● Page excerpt:

'''

RE Help splitting CVS data

Discussion in 'Python' started by Garry, Jan 20, 2013.

  1. Garry

    Garry Guest

    I'm trying to manipulate family tree data using Python.
    I'm using linux and Python 2.7.3 and have data files saved as Linux formatted cvs files
    The data appears in this format:

    Marriage,Husband,Wife,Date,Place,Source,Note0x0a
    Note: the Source field or the Note field can contain quoted data (same as the Place field)

    Actual data:
    [F0244],[I0690],[I0354],1916-06-08,"Neely's Landing, Cape Gir. Co, MO",,0x0a
    [F0245],[I0692],[I0355],1919-09-04,"Cape Girardeau Co, MO",,0x0a

    code snippet follows:

    import os
    import re
    #I'm using the following regex in an attempt to decode the data:
    RegExp2 = "^(\[[A-Z]\d{1,}\])\,(\[[A-Z]\d{1,}\])\,(\[[A-Z]\d{1,}\])\,(\d{,4}\-\d{,2}\-\d{,2})\,(.*|\".*\")\,(.*|\".*\")\,(.*|\".*\")"
    #
    line = "[F0244],[I0690],[I0354],1916-06-08,\"Neely's Landing, Cape Gir. Co, MO\",,"
    #
    (Marriage,Husband,Wife,Date,Place,Source,Note) = re.split(RegExp2,line)
    #
    #However, this does not decode the 7 fields.
    # The following error is displayed:
    Traceback (most recent call last):
    File "<stdin>", line 1, in <module>
    ValueError: too many values to unpack
    #
    # When I use xx the fields apparently get unpacked.
    xx = re.split(RegExp2,line)
    #
    >>> print xx[0]


    >>> print xx[1]

    [F0244]
    >>> print xx[5]

    "Neely's Landing, Cape Gir. Co, MO"
    >>> print xx[6]


    >>> print xx[7]


    >>> print xx[8]


    Why is there an extra NULL field before and after my record contents?

'''

● Directions:
List the seven field names that the forum thread gives for its family tree data format.

● Given material:

'''

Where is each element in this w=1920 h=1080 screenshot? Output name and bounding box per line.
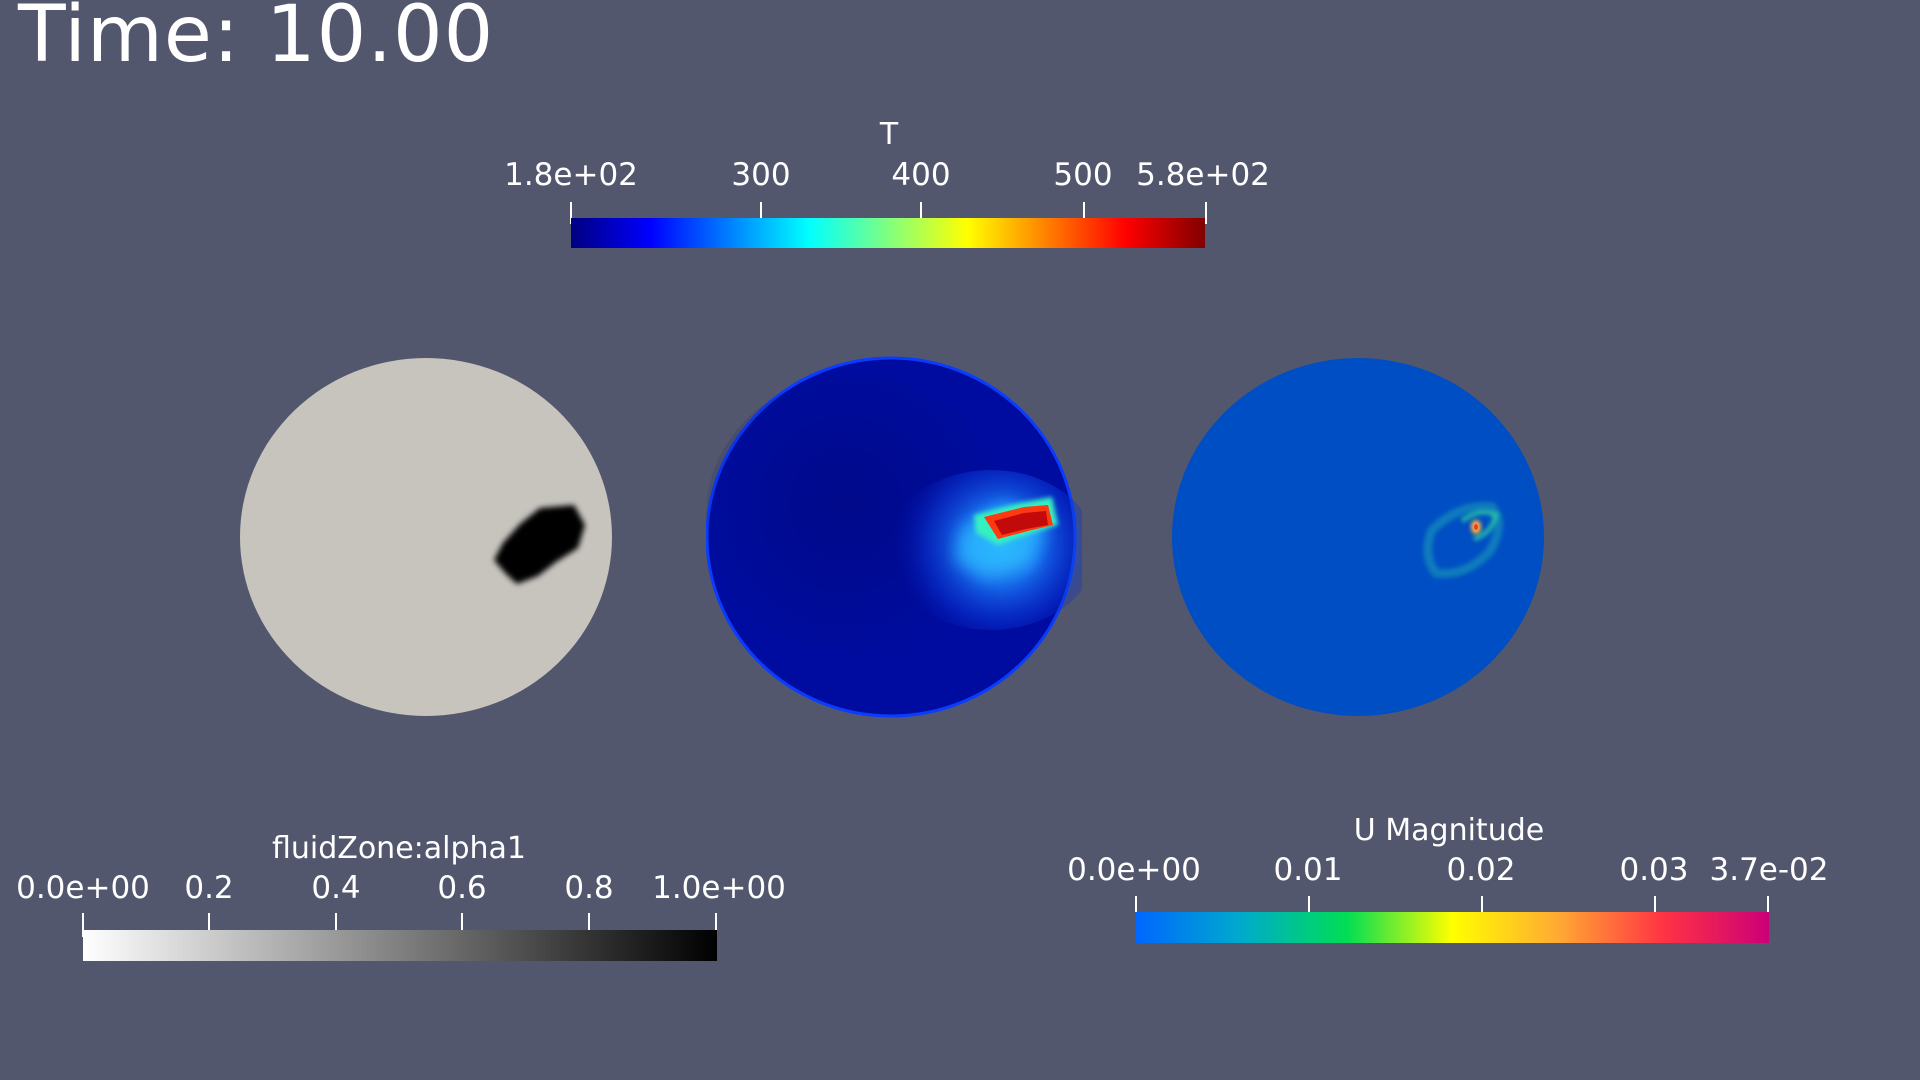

'''

● Answer below:
Marriage, Husband, Wife, Date, Place, Source, Note